Data entries for graphics:

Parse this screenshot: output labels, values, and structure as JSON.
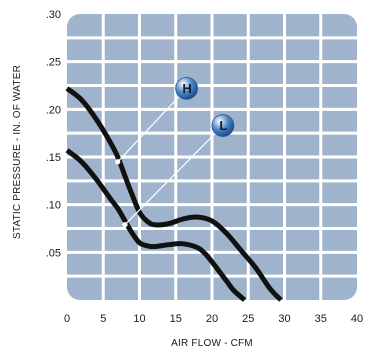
{
  "chart_data": {
    "type": "line",
    "title": "",
    "xlabel": "AIR FLOW - CFM",
    "ylabel": "STATIC PRESSURE - IN. OF WATER",
    "xlim": [
      0,
      40
    ],
    "ylim": [
      0,
      0.3
    ],
    "x_ticks": [
      0,
      5,
      10,
      15,
      20,
      25,
      30,
      35,
      40
    ],
    "x_tick_labels": [
      "0",
      "5",
      "10",
      "15",
      "20",
      "25",
      "30",
      "35",
      "40"
    ],
    "y_ticks": [
      0.05,
      0.1,
      0.15,
      0.2,
      0.25,
      0.3
    ],
    "y_tick_labels": [
      ".05",
      ".10",
      ".15",
      ".20",
      ".25",
      ".30"
    ],
    "grid": true,
    "colors": {
      "plot_background": "#9fb4cc",
      "grid": "#ffffff",
      "curve": "#111111",
      "badge": "#4f86c6"
    },
    "series": [
      {
        "name": "H",
        "x": [
          0,
          2,
          4,
          6,
          7,
          8,
          9,
          10,
          11,
          12,
          14,
          16,
          18,
          20,
          22,
          24,
          26,
          28,
          29.5
        ],
        "y": [
          0.222,
          0.21,
          0.19,
          0.165,
          0.15,
          0.13,
          0.11,
          0.092,
          0.083,
          0.079,
          0.08,
          0.085,
          0.087,
          0.083,
          0.07,
          0.052,
          0.034,
          0.012,
          0.0
        ]
      },
      {
        "name": "L",
        "x": [
          0,
          2,
          4,
          6,
          7,
          8,
          9,
          10,
          11,
          12,
          14,
          16,
          18,
          19,
          20,
          21,
          22,
          23,
          24.5
        ],
        "y": [
          0.157,
          0.145,
          0.127,
          0.106,
          0.096,
          0.083,
          0.07,
          0.06,
          0.057,
          0.056,
          0.058,
          0.059,
          0.055,
          0.049,
          0.04,
          0.03,
          0.02,
          0.01,
          0.0
        ]
      }
    ],
    "annotations": [
      {
        "label": "H",
        "series": "H",
        "point_x": 7,
        "point_y": 0.145,
        "badge_x": 16.5,
        "badge_y": 0.222
      },
      {
        "label": "L",
        "series": "L",
        "point_x": 8,
        "point_y": 0.079,
        "badge_x": 21.5,
        "badge_y": 0.183
      }
    ]
  }
}
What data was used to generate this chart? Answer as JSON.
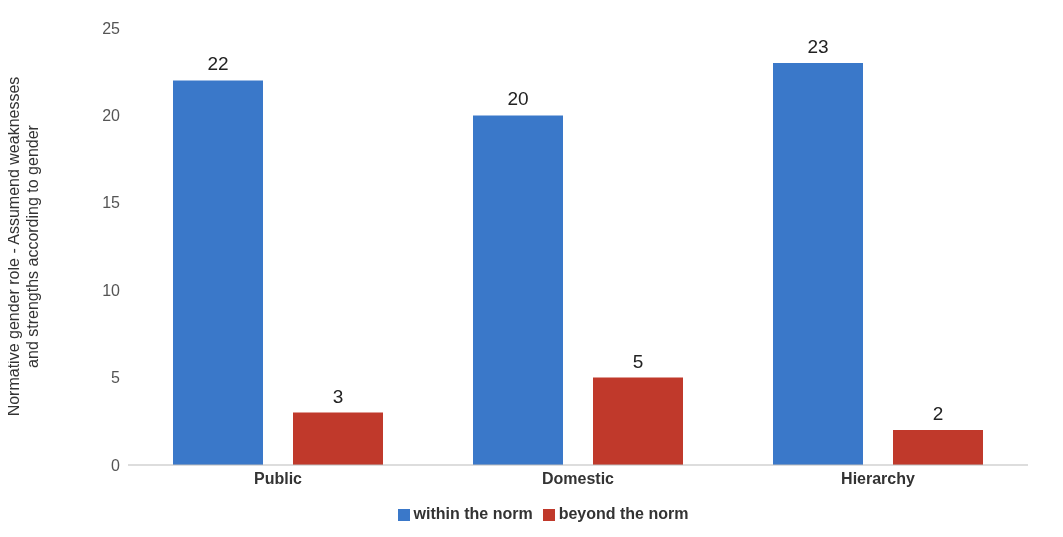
{
  "chart_data": {
    "type": "bar",
    "ylabel": "Normative gender role - Assumend weaknesses and strengths according to gender",
    "categories": [
      "Public",
      "Domestic",
      "Hierarchy"
    ],
    "series": [
      {
        "name": "within the norm",
        "color": "#3a78c9",
        "values": [
          22,
          20,
          23
        ]
      },
      {
        "name": "beyond the norm",
        "color": "#c0392b",
        "values": [
          3,
          5,
          2
        ]
      }
    ],
    "ylim": [
      0,
      25
    ],
    "yticks": [
      0,
      5,
      10,
      15,
      20,
      25
    ],
    "data_labels": true,
    "legend": "bottom"
  }
}
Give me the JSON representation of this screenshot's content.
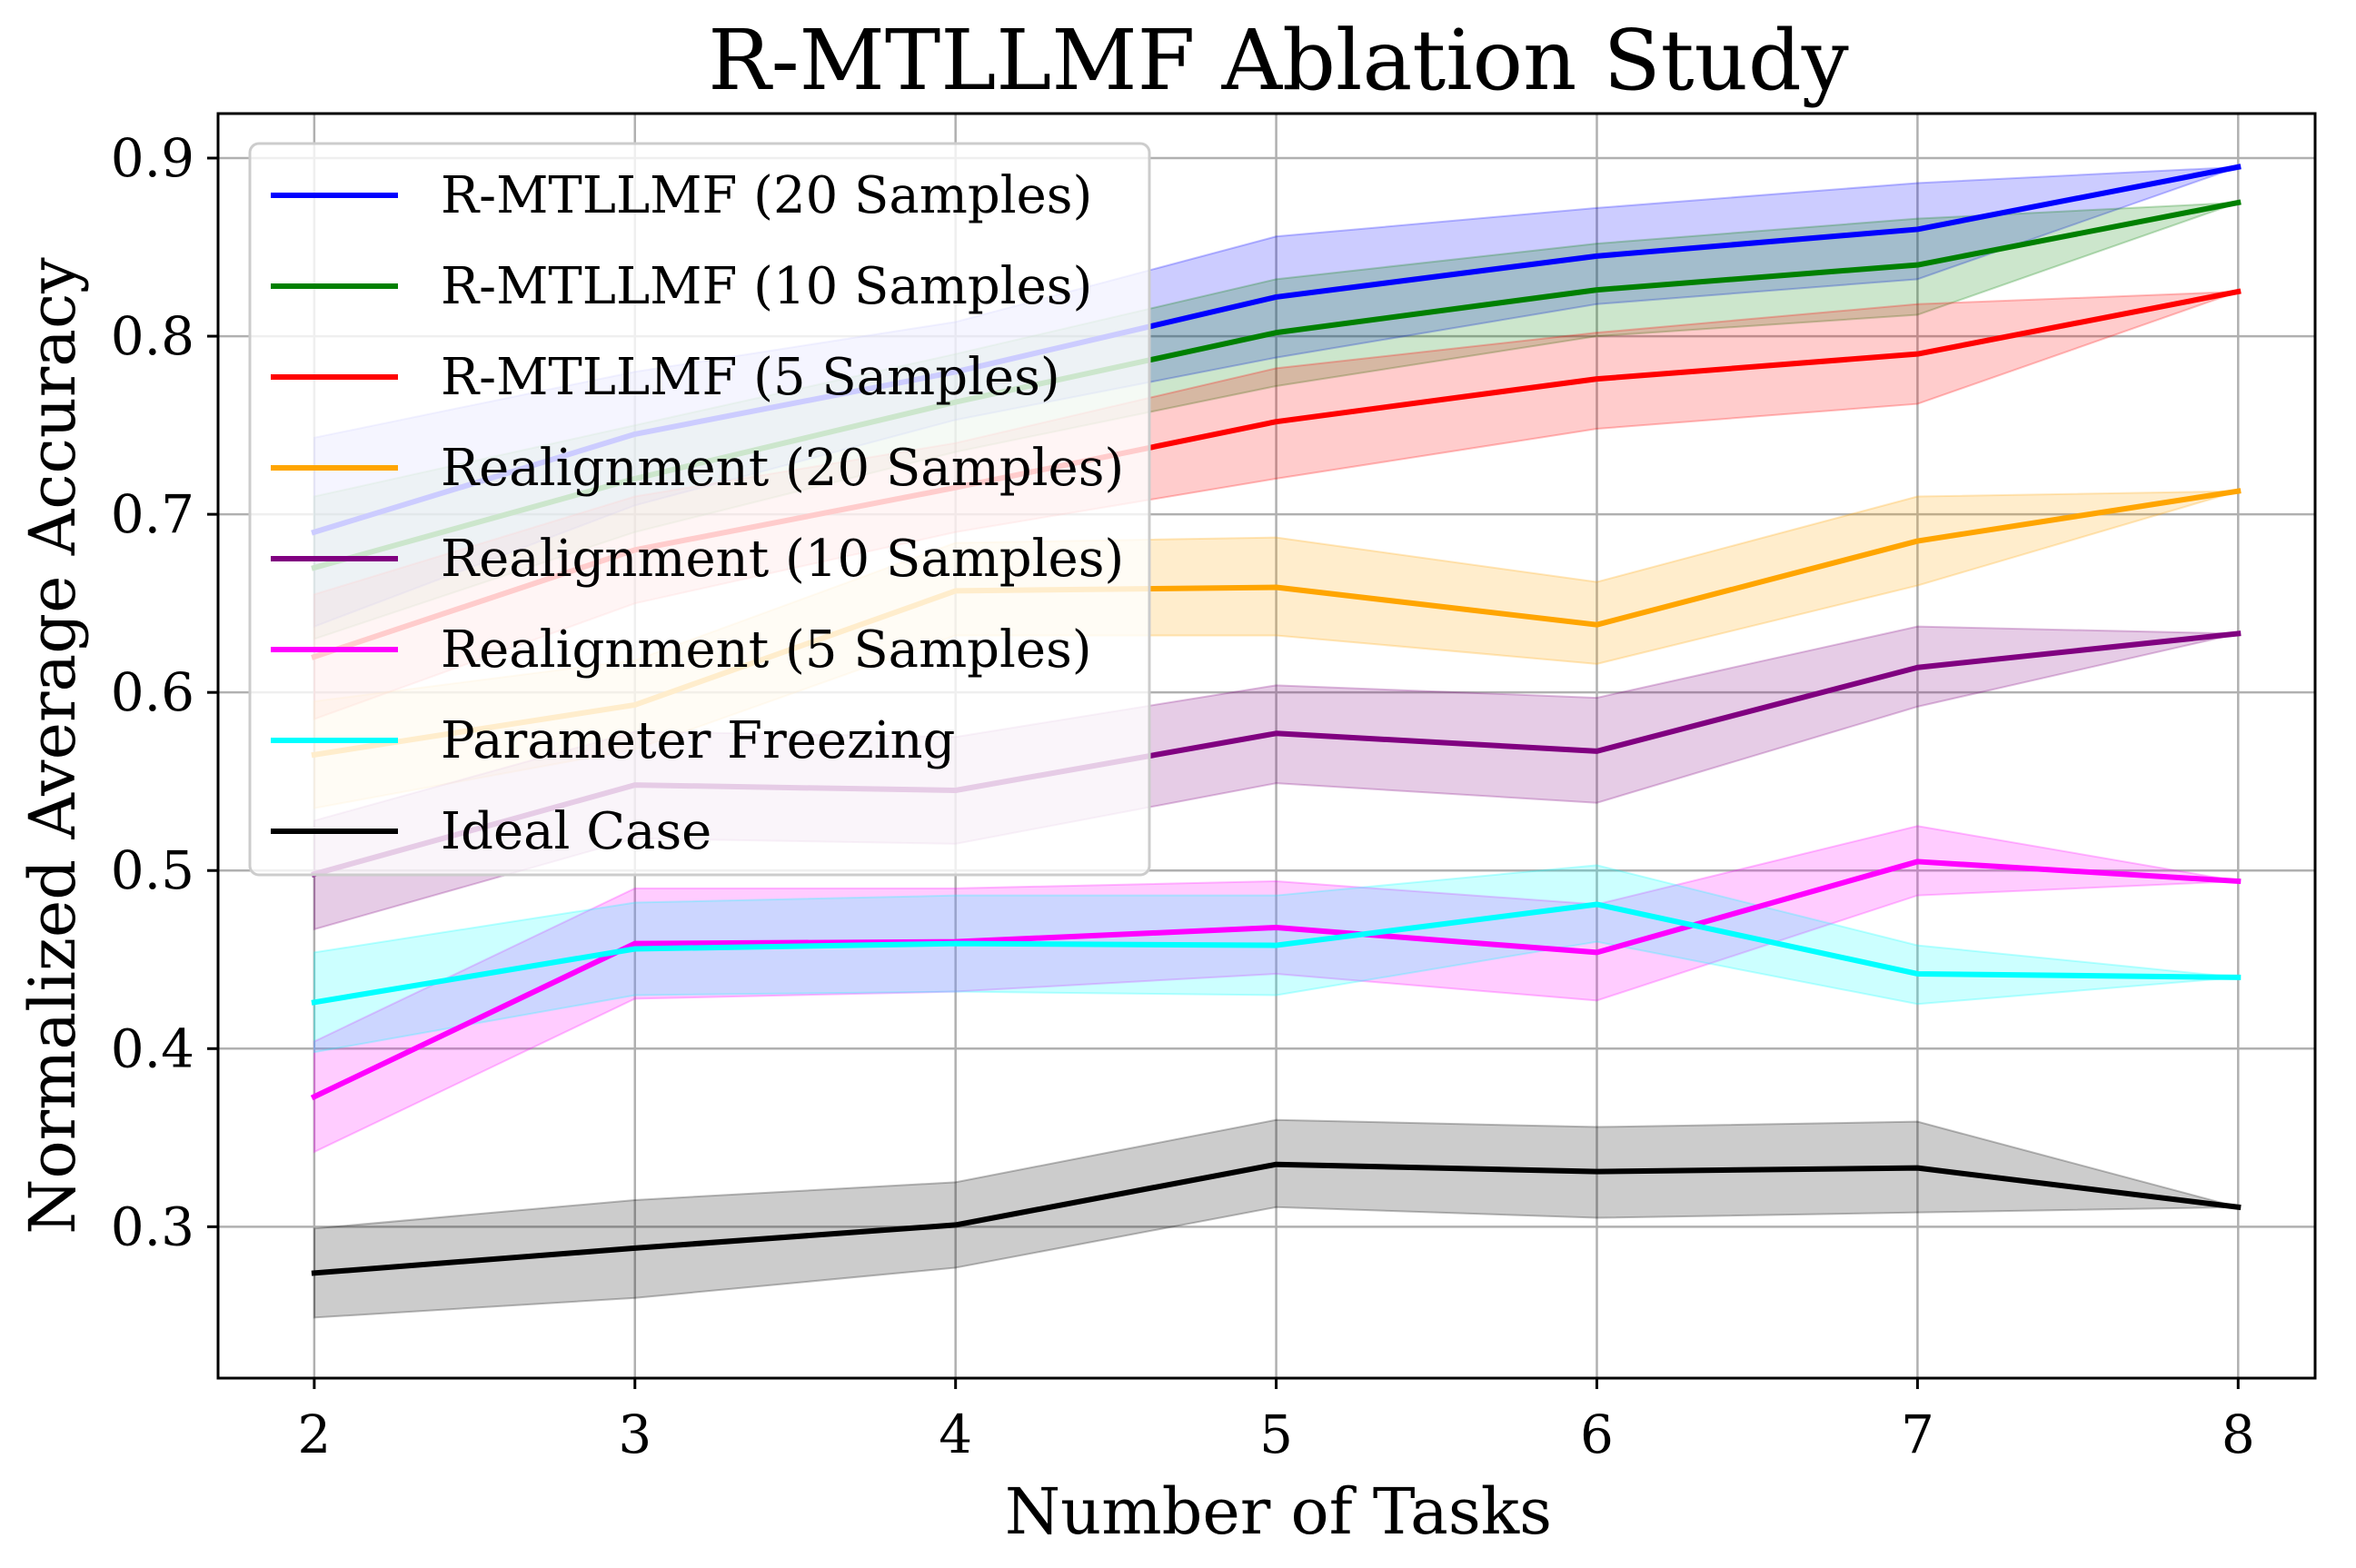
{
  "chart_data": {
    "type": "line",
    "title": "R-MTLLMF Ablation Study",
    "xlabel": "Number of Tasks",
    "ylabel": "Normalized Average Accuracy",
    "x": [
      2,
      3,
      4,
      5,
      6,
      7,
      8
    ],
    "xlim": [
      1.7,
      8.24
    ],
    "ylim": [
      0.215,
      0.925
    ],
    "xticks": [
      2,
      3,
      4,
      5,
      6,
      7,
      8
    ],
    "xtick_labels": [
      "2",
      "3",
      "4",
      "5",
      "6",
      "7",
      "8"
    ],
    "yticks": [
      0.3,
      0.4,
      0.5,
      0.6,
      0.7,
      0.8,
      0.9
    ],
    "ytick_labels": [
      "0.3",
      "0.4",
      "0.5",
      "0.6",
      "0.7",
      "0.8",
      "0.9"
    ],
    "grid": true,
    "legend_position": "upper-left",
    "series": [
      {
        "name": "R-MTLLMF (20 Samples)",
        "color": "#0000ff",
        "values": [
          0.69,
          0.745,
          0.78,
          0.822,
          0.845,
          0.86,
          0.895
        ],
        "lower": [
          0.637,
          0.705,
          0.753,
          0.788,
          0.818,
          0.832,
          0.895
        ],
        "upper": [
          0.743,
          0.78,
          0.808,
          0.856,
          0.872,
          0.886,
          0.895
        ]
      },
      {
        "name": "R-MTLLMF (10 Samples)",
        "color": "#008000",
        "values": [
          0.67,
          0.72,
          0.763,
          0.802,
          0.826,
          0.84,
          0.875
        ],
        "lower": [
          0.63,
          0.69,
          0.735,
          0.772,
          0.8,
          0.812,
          0.875
        ],
        "upper": [
          0.71,
          0.75,
          0.79,
          0.832,
          0.852,
          0.866,
          0.875
        ]
      },
      {
        "name": "R-MTLLMF (5 Samples)",
        "color": "#ff0000",
        "values": [
          0.62,
          0.68,
          0.715,
          0.752,
          0.776,
          0.79,
          0.825
        ],
        "lower": [
          0.585,
          0.65,
          0.69,
          0.72,
          0.748,
          0.762,
          0.825
        ],
        "upper": [
          0.655,
          0.71,
          0.74,
          0.782,
          0.802,
          0.818,
          0.825
        ]
      },
      {
        "name": "Realignment (20 Samples)",
        "color": "#ffa500",
        "values": [
          0.565,
          0.593,
          0.657,
          0.659,
          0.638,
          0.685,
          0.713
        ],
        "lower": [
          0.535,
          0.568,
          0.632,
          0.632,
          0.616,
          0.66,
          0.713
        ],
        "upper": [
          0.595,
          0.618,
          0.684,
          0.687,
          0.662,
          0.71,
          0.713
        ]
      },
      {
        "name": "Realignment (10 Samples)",
        "color": "#800080",
        "values": [
          0.498,
          0.548,
          0.545,
          0.577,
          0.567,
          0.614,
          0.633
        ],
        "lower": [
          0.467,
          0.518,
          0.515,
          0.549,
          0.538,
          0.592,
          0.633
        ],
        "upper": [
          0.528,
          0.578,
          0.575,
          0.604,
          0.597,
          0.637,
          0.633
        ]
      },
      {
        "name": "Realignment (5 Samples)",
        "color": "#ff00ff",
        "values": [
          0.373,
          0.459,
          0.46,
          0.468,
          0.454,
          0.505,
          0.494
        ],
        "lower": [
          0.342,
          0.428,
          0.432,
          0.442,
          0.427,
          0.486,
          0.494
        ],
        "upper": [
          0.404,
          0.49,
          0.49,
          0.494,
          0.481,
          0.525,
          0.494
        ]
      },
      {
        "name": "Parameter Freezing",
        "color": "#00ffff",
        "values": [
          0.426,
          0.456,
          0.459,
          0.458,
          0.481,
          0.442,
          0.44
        ],
        "lower": [
          0.398,
          0.43,
          0.432,
          0.43,
          0.46,
          0.425,
          0.44
        ],
        "upper": [
          0.454,
          0.482,
          0.486,
          0.486,
          0.503,
          0.458,
          0.44
        ]
      },
      {
        "name": "Ideal Case",
        "color": "#000000",
        "values": [
          0.274,
          0.288,
          0.301,
          0.335,
          0.331,
          0.333,
          0.311
        ],
        "lower": [
          0.249,
          0.26,
          0.277,
          0.311,
          0.305,
          0.308,
          0.311
        ],
        "upper": [
          0.299,
          0.315,
          0.325,
          0.36,
          0.356,
          0.359,
          0.311
        ]
      }
    ]
  }
}
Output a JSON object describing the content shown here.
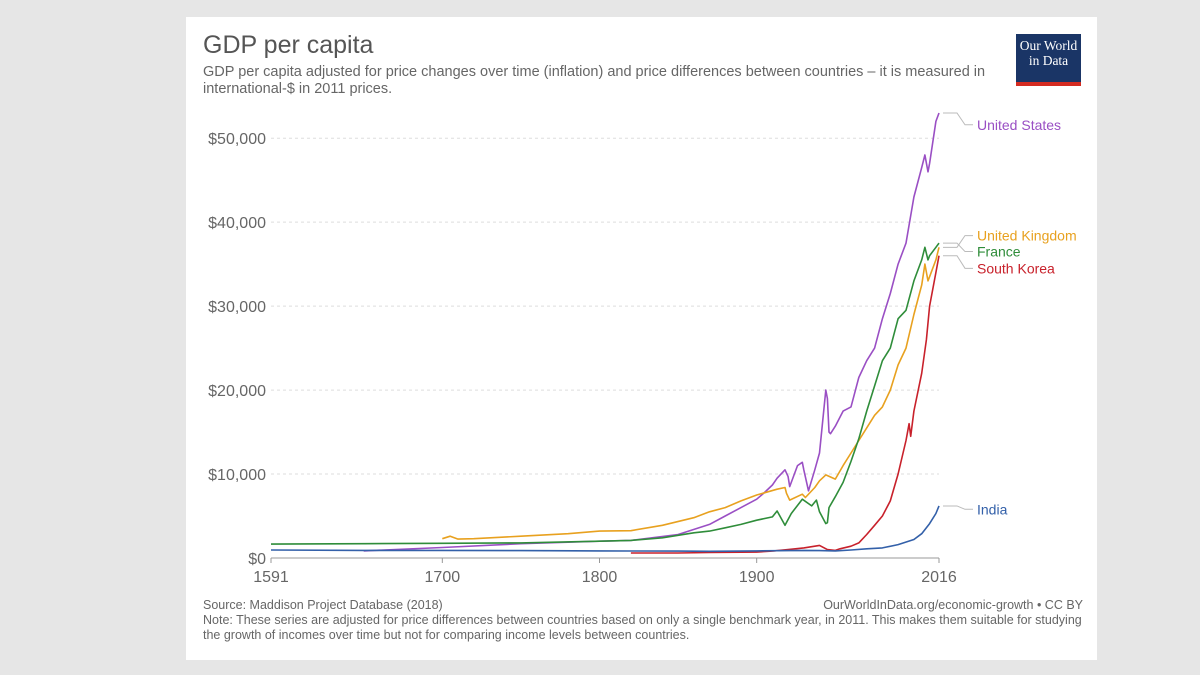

**Exercise brief:** Restate the data above word for word. Skip every picture.

**Answer to the exercise:**
Parse this screenshot: output labels, values, and structure as JSON.
{
  "chart_data": {
    "type": "line",
    "title": "",
    "xlabel": "AIR FLOW - CFM",
    "ylabel": "STATIC PRESSURE - IN. OF WATER",
    "xlim": [
      0,
      40
    ],
    "ylim": [
      0,
      0.3
    ],
    "x_ticks": [
      0,
      5,
      10,
      15,
      20,
      25,
      30,
      35,
      40
    ],
    "x_tick_labels": [
      "0",
      "5",
      "10",
      "15",
      "20",
      "25",
      "30",
      "35",
      "40"
    ],
    "y_ticks": [
      0.05,
      0.1,
      0.15,
      0.2,
      0.25,
      0.3
    ],
    "y_tick_labels": [
      ".05",
      ".10",
      ".15",
      ".20",
      ".25",
      ".30"
    ],
    "grid": true,
    "colors": {
      "plot_background": "#9fb4cc",
      "grid": "#ffffff",
      "curve": "#111111",
      "badge": "#4f86c6"
    },
    "series": [
      {
        "name": "H",
        "x": [
          0,
          2,
          4,
          6,
          7,
          8,
          9,
          10,
          11,
          12,
          14,
          16,
          18,
          20,
          22,
          24,
          26,
          28,
          29.5
        ],
        "y": [
          0.222,
          0.21,
          0.19,
          0.165,
          0.15,
          0.13,
          0.11,
          0.092,
          0.083,
          0.079,
          0.08,
          0.085,
          0.087,
          0.083,
          0.07,
          0.052,
          0.034,
          0.012,
          0.0
        ]
      },
      {
        "name": "L",
        "x": [
          0,
          2,
          4,
          6,
          7,
          8,
          9,
          10,
          11,
          12,
          14,
          16,
          18,
          19,
          20,
          21,
          22,
          23,
          24.5
        ],
        "y": [
          0.157,
          0.145,
          0.127,
          0.106,
          0.096,
          0.083,
          0.07,
          0.06,
          0.057,
          0.056,
          0.058,
          0.059,
          0.055,
          0.049,
          0.04,
          0.03,
          0.02,
          0.01,
          0.0
        ]
      }
    ],
    "annotations": [
      {
        "label": "H",
        "series": "H",
        "point_x": 7,
        "point_y": 0.145,
        "badge_x": 16.5,
        "badge_y": 0.222
      },
      {
        "label": "L",
        "series": "L",
        "point_x": 8,
        "point_y": 0.079,
        "badge_x": 21.5,
        "badge_y": 0.183
      }
    ]
  }
}
What data was used to generate this chart? Answer as JSON.
{
  "chart_data": {
    "type": "bar",
    "ylabel": "Normative gender role - Assumend weaknesses and strengths according to gender",
    "categories": [
      "Public",
      "Domestic",
      "Hierarchy"
    ],
    "series": [
      {
        "name": "within the norm",
        "color": "#3a78c9",
        "values": [
          22,
          20,
          23
        ]
      },
      {
        "name": "beyond the norm",
        "color": "#c0392b",
        "values": [
          3,
          5,
          2
        ]
      }
    ],
    "ylim": [
      0,
      25
    ],
    "yticks": [
      0,
      5,
      10,
      15,
      20,
      25
    ],
    "data_labels": true,
    "legend": "bottom"
  }
}
Give me the JSON representation of this screenshot's content.
{
  "chart_data": {
    "type": "line",
    "title": "R-MTLLMF Ablation Study",
    "xlabel": "Number of Tasks",
    "ylabel": "Normalized Average Accuracy",
    "x": [
      2,
      3,
      4,
      5,
      6,
      7,
      8
    ],
    "xlim": [
      1.7,
      8.24
    ],
    "ylim": [
      0.215,
      0.925
    ],
    "xticks": [
      2,
      3,
      4,
      5,
      6,
      7,
      8
    ],
    "xtick_labels": [
      "2",
      "3",
      "4",
      "5",
      "6",
      "7",
      "8"
    ],
    "yticks": [
      0.3,
      0.4,
      0.5,
      0.6,
      0.7,
      0.8,
      0.9
    ],
    "ytick_labels": [
      "0.3",
      "0.4",
      "0.5",
      "0.6",
      "0.7",
      "0.8",
      "0.9"
    ],
    "grid": true,
    "legend_position": "upper-left",
    "series": [
      {
        "name": "R-MTLLMF (20 Samples)",
        "color": "#0000ff",
        "values": [
          0.69,
          0.745,
          0.78,
          0.822,
          0.845,
          0.86,
          0.895
        ],
        "lower": [
          0.637,
          0.705,
          0.753,
          0.788,
          0.818,
          0.832,
          0.895
        ],
        "upper": [
          0.743,
          0.78,
          0.808,
          0.856,
          0.872,
          0.886,
          0.895
        ]
      },
      {
        "name": "R-MTLLMF (10 Samples)",
        "color": "#008000",
        "values": [
          0.67,
          0.72,
          0.763,
          0.802,
          0.826,
          0.84,
          0.875
        ],
        "lower": [
          0.63,
          0.69,
          0.735,
          0.772,
          0.8,
          0.812,
          0.875
        ],
        "upper": [
          0.71,
          0.75,
          0.79,
          0.832,
          0.852,
          0.866,
          0.875
        ]
      },
      {
        "name": "R-MTLLMF (5 Samples)",
        "color": "#ff0000",
        "values": [
          0.62,
          0.68,
          0.715,
          0.752,
          0.776,
          0.79,
          0.825
        ],
        "lower": [
          0.585,
          0.65,
          0.69,
          0.72,
          0.748,
          0.762,
          0.825
        ],
        "upper": [
          0.655,
          0.71,
          0.74,
          0.782,
          0.802,
          0.818,
          0.825
        ]
      },
      {
        "name": "Realignment (20 Samples)",
        "color": "#ffa500",
        "values": [
          0.565,
          0.593,
          0.657,
          0.659,
          0.638,
          0.685,
          0.713
        ],
        "lower": [
          0.535,
          0.568,
          0.632,
          0.632,
          0.616,
          0.66,
          0.713
        ],
        "upper": [
          0.595,
          0.618,
          0.684,
          0.687,
          0.662,
          0.71,
          0.713
        ]
      },
      {
        "name": "Realignment (10 Samples)",
        "color": "#800080",
        "values": [
          0.498,
          0.548,
          0.545,
          0.577,
          0.567,
          0.614,
          0.633
        ],
        "lower": [
          0.467,
          0.518,
          0.515,
          0.549,
          0.538,
          0.592,
          0.633
        ],
        "upper": [
          0.528,
          0.578,
          0.575,
          0.604,
          0.597,
          0.637,
          0.633
        ]
      },
      {
        "name": "Realignment (5 Samples)",
        "color": "#ff00ff",
        "values": [
          0.373,
          0.459,
          0.46,
          0.468,
          0.454,
          0.505,
          0.494
        ],
        "lower": [
          0.342,
          0.428,
          0.432,
          0.442,
          0.427,
          0.486,
          0.494
        ],
        "upper": [
          0.404,
          0.49,
          0.49,
          0.494,
          0.481,
          0.525,
          0.494
        ]
      },
      {
        "name": "Parameter Freezing",
        "color": "#00ffff",
        "values": [
          0.426,
          0.456,
          0.459,
          0.458,
          0.481,
          0.442,
          0.44
        ],
        "lower": [
          0.398,
          0.43,
          0.432,
          0.43,
          0.46,
          0.425,
          0.44
        ],
        "upper": [
          0.454,
          0.482,
          0.486,
          0.486,
          0.503,
          0.458,
          0.44
        ]
      },
      {
        "name": "Ideal Case",
        "color": "#000000",
        "values": [
          0.274,
          0.288,
          0.301,
          0.335,
          0.331,
          0.333,
          0.311
        ],
        "lower": [
          0.249,
          0.26,
          0.277,
          0.311,
          0.305,
          0.308,
          0.311
        ],
        "upper": [
          0.299,
          0.315,
          0.325,
          0.36,
          0.356,
          0.359,
          0.311
        ]
      }
    ]
  }
}
Output a JSON object describing the content shown here.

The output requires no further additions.